Your goal:
The records below must be transcribed exactly. Do not include the pictures.

Dataset items:
-=-=-

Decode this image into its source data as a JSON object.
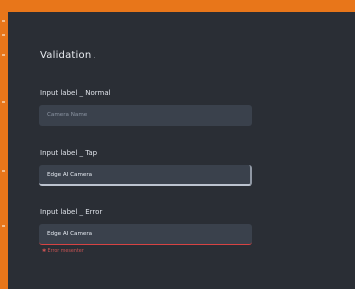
{
  "form": {
    "title": "Validation",
    "title_suffix": ".",
    "fields": [
      {
        "label": "Input label _ Normal",
        "placeholder": "Camera Name",
        "value": ""
      },
      {
        "label": "Input label _ Tap",
        "value": "Edge AI Camera"
      },
      {
        "label": "Input label _ Error",
        "value": "Edge AI Camera"
      }
    ],
    "error_message": "✱ Error mesenter"
  },
  "colors": {
    "frame": "#e8761a",
    "panel": "#2a2e35",
    "input_bg": "#3a414c",
    "error": "#d74343"
  }
}
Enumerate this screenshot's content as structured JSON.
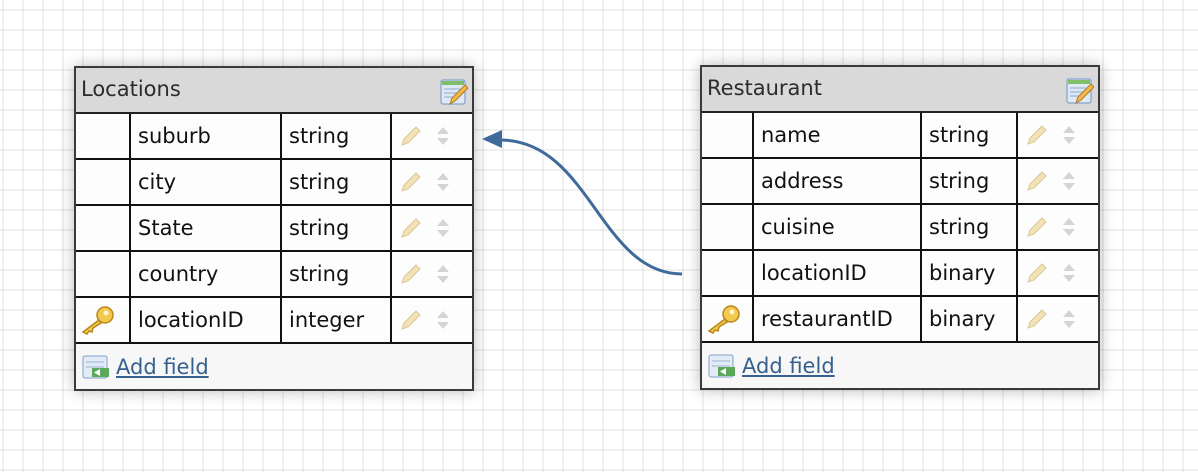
{
  "colors": {
    "connector": "#3f6a9a",
    "link": "#36618e",
    "header_bg": "#d9d9d9"
  },
  "tables": [
    {
      "title": "Locations",
      "add_field_label": "Add field",
      "fields": [
        {
          "name": "suburb",
          "type": "string",
          "key": false
        },
        {
          "name": "city",
          "type": "string",
          "key": false
        },
        {
          "name": "State",
          "type": "string",
          "key": false
        },
        {
          "name": "country",
          "type": "string",
          "key": false
        },
        {
          "name": "locationID",
          "type": "integer",
          "key": true
        }
      ]
    },
    {
      "title": "Restaurant",
      "add_field_label": "Add field",
      "fields": [
        {
          "name": "name",
          "type": "string",
          "key": false
        },
        {
          "name": "address",
          "type": "string",
          "key": false
        },
        {
          "name": "cuisine",
          "type": "string",
          "key": false
        },
        {
          "name": "locationID",
          "type": "binary",
          "key": false
        },
        {
          "name": "restaurantID",
          "type": "binary",
          "key": true
        }
      ]
    }
  ],
  "icons": {
    "edit_table": "table-edit-icon",
    "key": "key-icon",
    "edit_field": "pencil-icon",
    "reorder": "up-down-arrows-icon",
    "add_field": "add-field-icon"
  }
}
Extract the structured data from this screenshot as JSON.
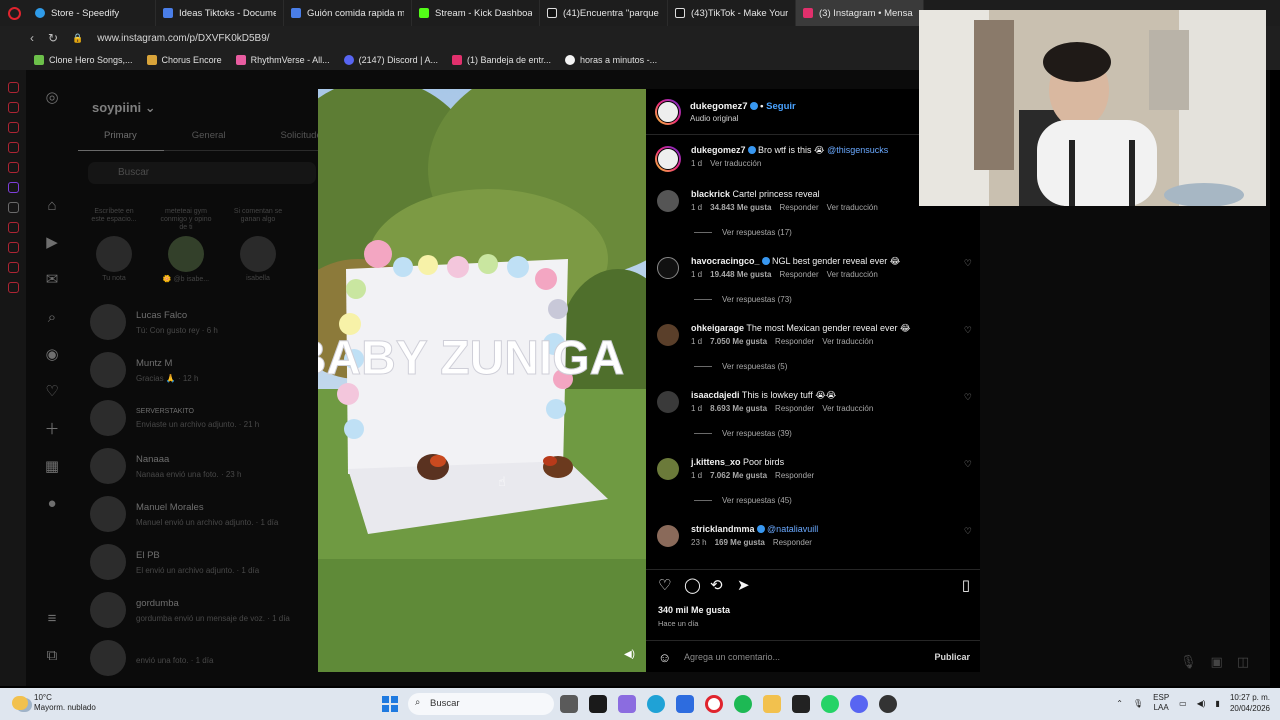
{
  "browser": {
    "tabs": [
      {
        "label": "Store - Speedify",
        "color": "#2f9be8"
      },
      {
        "label": "Ideas Tiktoks - Document",
        "color": "#4a7ee8"
      },
      {
        "label": "Guión comida rapida más",
        "color": "#4a7ee8"
      },
      {
        "label": "Stream - Kick Dashboard",
        "color": "#53fc18"
      },
      {
        "label": "(41)Encuentra \"parque el c",
        "color": "#ffffff"
      },
      {
        "label": "(43)TikTok - Make Your D",
        "color": "#ffffff"
      },
      {
        "label": "(3) Instagram • Mensa",
        "color": "#e1306c"
      }
    ],
    "url": "www.instagram.com/p/DXVFK0kD5B9/",
    "bookmarks": [
      {
        "label": "Clone Hero Songs,...",
        "color": "#6cc04a"
      },
      {
        "label": "Chorus Encore",
        "color": "#d9a43a"
      },
      {
        "label": "RhythmVerse - All...",
        "color": "#e85ca0"
      },
      {
        "label": "(2147) Discord | A...",
        "color": "#5865f2"
      },
      {
        "label": "(1) Bandeja de entr...",
        "color": "#e1306c"
      },
      {
        "label": "horas a minutos -...",
        "color": "#f4f4f4"
      }
    ]
  },
  "dm": {
    "username": "soypiini",
    "tabs": [
      "Primary",
      "General",
      "Solicitudes"
    ],
    "search_placeholder": "Buscar",
    "notes": [
      {
        "bubble": "Escríbete en este espacio...",
        "name": "Tu nota"
      },
      {
        "bubble": "meteteai gym conmigo y opino de ti",
        "name": "🌼 @b isabe..."
      },
      {
        "bubble": "Si comentan se ganan algo",
        "name": "isabella"
      }
    ],
    "conversations": [
      {
        "name": "Lucas Falco",
        "preview": "Tú: Con gusto rey · 6 h"
      },
      {
        "name": "Muntz M",
        "preview": "Gracias 🙏 · 12 h"
      },
      {
        "name": "SERVERSTAKITO",
        "preview": "Enviaste un archivo adjunto. · 21 h"
      },
      {
        "name": "Nanaaa",
        "preview": "Nanaaa envió una foto. · 23 h"
      },
      {
        "name": "Manuel Morales",
        "preview": "Manuel envió un archivo adjunto. · 1 día"
      },
      {
        "name": "El PB",
        "preview": "El envió un archivo adjunto. · 1 día"
      },
      {
        "name": "gordumba",
        "preview": "gordumba envió un mensaje de voz. · 1 día"
      },
      {
        "name": "",
        "preview": "envió una foto. · 1 día"
      }
    ]
  },
  "post": {
    "author": "dukegomez7",
    "follow_label": "Seguir",
    "audio": "Audio original",
    "caption": {
      "user": "dukegomez7",
      "text": "Bro wtf is this 😭",
      "mention": "@thisgensucks",
      "time": "1 d",
      "translate": "Ver traducción"
    },
    "comments": [
      {
        "user": "blackrick",
        "text": "Cartel princess reveal",
        "time": "1 d",
        "likes": "34.843 Me gusta",
        "reply": "Responder",
        "translate": "Ver traducción",
        "replies": "Ver respuestas (17)"
      },
      {
        "user": "havocracingco_",
        "text": "NGL best gender reveal ever 😂",
        "time": "1 d",
        "likes": "19.448 Me gusta",
        "reply": "Responder",
        "translate": "Ver traducción",
        "replies": "Ver respuestas (73)"
      },
      {
        "user": "ohkeigarage",
        "text": "The most Mexican gender reveal ever 😂",
        "time": "1 d",
        "likes": "7.050 Me gusta",
        "reply": "Responder",
        "translate": "Ver traducción",
        "replies": "Ver respuestas (5)"
      },
      {
        "user": "isaacdajedi",
        "text": "This is lowkey tuff 😭😭",
        "time": "1 d",
        "likes": "8.693 Me gusta",
        "reply": "Responder",
        "translate": "Ver traducción",
        "replies": "Ver respuestas (39)"
      },
      {
        "user": "j.kittens_xo",
        "text": "Poor birds",
        "time": "1 d",
        "likes": "7.062 Me gusta",
        "reply": "Responder",
        "translate": "",
        "replies": "Ver respuestas (45)"
      },
      {
        "user": "stricklandmma",
        "text": "",
        "mention": "@nataliavuill",
        "time": "23 h",
        "likes": "169 Me gusta",
        "reply": "Responder",
        "translate": "",
        "replies": ""
      }
    ],
    "likes_total": "340 mil Me gusta",
    "posted": "Hace un día",
    "comment_placeholder": "Agrega un comentario...",
    "publish_label": "Publicar",
    "media_sign": "BABY ZUNIGA"
  },
  "taskbar": {
    "weather_temp": "10°C",
    "weather_desc": "Mayorm. nublado",
    "search_placeholder": "Buscar",
    "lang_top": "ESP",
    "lang_bottom": "LAA",
    "time": "10:27 p. m.",
    "date": "20/04/2026"
  }
}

-=-=-

Task answer:
Decode this image into its source data as a JSON object.
{
  "form": {
    "title": "Validation",
    "title_suffix": ".",
    "fields": [
      {
        "label": "Input label _ Normal",
        "placeholder": "Camera Name",
        "value": ""
      },
      {
        "label": "Input label _ Tap",
        "value": "Edge AI Camera"
      },
      {
        "label": "Input label _ Error",
        "value": "Edge AI Camera"
      }
    ],
    "error_message": "✱ Error mesenter"
  },
  "colors": {
    "frame": "#e8761a",
    "panel": "#2a2e35",
    "input_bg": "#3a414c",
    "error": "#d74343"
  }
}
Enumerate this screenshot's content as structured JSON.
{
  "colors": {
    "connector": "#3f6a9a",
    "link": "#36618e",
    "header_bg": "#d9d9d9"
  },
  "tables": [
    {
      "title": "Locations",
      "add_field_label": "Add field",
      "fields": [
        {
          "name": "suburb",
          "type": "string",
          "key": false
        },
        {
          "name": "city",
          "type": "string",
          "key": false
        },
        {
          "name": "State",
          "type": "string",
          "key": false
        },
        {
          "name": "country",
          "type": "string",
          "key": false
        },
        {
          "name": "locationID",
          "type": "integer",
          "key": true
        }
      ]
    },
    {
      "title": "Restaurant",
      "add_field_label": "Add field",
      "fields": [
        {
          "name": "name",
          "type": "string",
          "key": false
        },
        {
          "name": "address",
          "type": "string",
          "key": false
        },
        {
          "name": "cuisine",
          "type": "string",
          "key": false
        },
        {
          "name": "locationID",
          "type": "binary",
          "key": false
        },
        {
          "name": "restaurantID",
          "type": "binary",
          "key": true
        }
      ]
    }
  ],
  "icons": {
    "edit_table": "table-edit-icon",
    "key": "key-icon",
    "edit_field": "pencil-icon",
    "reorder": "up-down-arrows-icon",
    "add_field": "add-field-icon"
  }
}
Extract the structured data from this screenshot as JSON.
{
  "browser": {
    "tabs": [
      {
        "label": "Store - Speedify",
        "color": "#2f9be8"
      },
      {
        "label": "Ideas Tiktoks - Document",
        "color": "#4a7ee8"
      },
      {
        "label": "Guión comida rapida más",
        "color": "#4a7ee8"
      },
      {
        "label": "Stream - Kick Dashboard",
        "color": "#53fc18"
      },
      {
        "label": "(41)Encuentra \"parque el c",
        "color": "#ffffff"
      },
      {
        "label": "(43)TikTok - Make Your D",
        "color": "#ffffff"
      },
      {
        "label": "(3) Instagram • Mensa",
        "color": "#e1306c"
      }
    ],
    "url": "www.instagram.com/p/DXVFK0kD5B9/",
    "bookmarks": [
      {
        "label": "Clone Hero Songs,...",
        "color": "#6cc04a"
      },
      {
        "label": "Chorus Encore",
        "color": "#d9a43a"
      },
      {
        "label": "RhythmVerse - All...",
        "color": "#e85ca0"
      },
      {
        "label": "(2147) Discord | A...",
        "color": "#5865f2"
      },
      {
        "label": "(1) Bandeja de entr...",
        "color": "#e1306c"
      },
      {
        "label": "horas a minutos -...",
        "color": "#f4f4f4"
      }
    ]
  },
  "dm": {
    "username": "soypiini",
    "tabs": [
      "Primary",
      "General",
      "Solicitudes"
    ],
    "search_placeholder": "Buscar",
    "notes": [
      {
        "bubble": "Escríbete en este espacio...",
        "name": "Tu nota"
      },
      {
        "bubble": "meteteai gym conmigo y opino de ti",
        "name": "🌼 @b isabe..."
      },
      {
        "bubble": "Si comentan se ganan algo",
        "name": "isabella"
      }
    ],
    "conversations": [
      {
        "name": "Lucas Falco",
        "preview": "Tú: Con gusto rey · 6 h"
      },
      {
        "name": "Muntz M",
        "preview": "Gracias 🙏 · 12 h"
      },
      {
        "name": "SERVERSTAKITO",
        "preview": "Enviaste un archivo adjunto. · 21 h"
      },
      {
        "name": "Nanaaa",
        "preview": "Nanaaa envió una foto. · 23 h"
      },
      {
        "name": "Manuel Morales",
        "preview": "Manuel envió un archivo adjunto. · 1 día"
      },
      {
        "name": "El PB",
        "preview": "El envió un archivo adjunto. · 1 día"
      },
      {
        "name": "gordumba",
        "preview": "gordumba envió un mensaje de voz. · 1 día"
      },
      {
        "name": "",
        "preview": "envió una foto. · 1 día"
      }
    ]
  },
  "post": {
    "author": "dukegomez7",
    "follow_label": "Seguir",
    "audio": "Audio original",
    "caption": {
      "user": "dukegomez7",
      "text": "Bro wtf is this 😭",
      "mention": "@thisgensucks",
      "time": "1 d",
      "translate": "Ver traducción"
    },
    "comments": [
      {
        "user": "blackrick",
        "text": "Cartel princess reveal",
        "time": "1 d",
        "likes": "34.843 Me gusta",
        "reply": "Responder",
        "translate": "Ver traducción",
        "replies": "Ver respuestas (17)"
      },
      {
        "user": "havocracingco_",
        "text": "NGL best gender reveal ever 😂",
        "time": "1 d",
        "likes": "19.448 Me gusta",
        "reply": "Responder",
        "translate": "Ver traducción",
        "replies": "Ver respuestas (73)"
      },
      {
        "user": "ohkeigarage",
        "text": "The most Mexican gender reveal ever 😂",
        "time": "1 d",
        "likes": "7.050 Me gusta",
        "reply": "Responder",
        "translate": "Ver traducción",
        "replies": "Ver respuestas (5)"
      },
      {
        "user": "isaacdajedi",
        "text": "This is lowkey tuff 😭😭",
        "time": "1 d",
        "likes": "8.693 Me gusta",
        "reply": "Responder",
        "translate": "Ver traducción",
        "replies": "Ver respuestas (39)"
      },
      {
        "user": "j.kittens_xo",
        "text": "Poor birds",
        "time": "1 d",
        "likes": "7.062 Me gusta",
        "reply": "Responder",
        "translate": "",
        "replies": "Ver respuestas (45)"
      },
      {
        "user": "stricklandmma",
        "text": "",
        "mention": "@nataliavuill",
        "time": "23 h",
        "likes": "169 Me gusta",
        "reply": "Responder",
        "translate": "",
        "replies": ""
      }
    ],
    "likes_total": "340 mil Me gusta",
    "posted": "Hace un día",
    "comment_placeholder": "Agrega un comentario...",
    "publish_label": "Publicar",
    "media_sign": "BABY ZUNIGA"
  },
  "taskbar": {
    "weather_temp": "10°C",
    "weather_desc": "Mayorm. nublado",
    "search_placeholder": "Buscar",
    "lang_top": "ESP",
    "lang_bottom": "LAA",
    "time": "10:27 p. m.",
    "date": "20/04/2026"
  }
}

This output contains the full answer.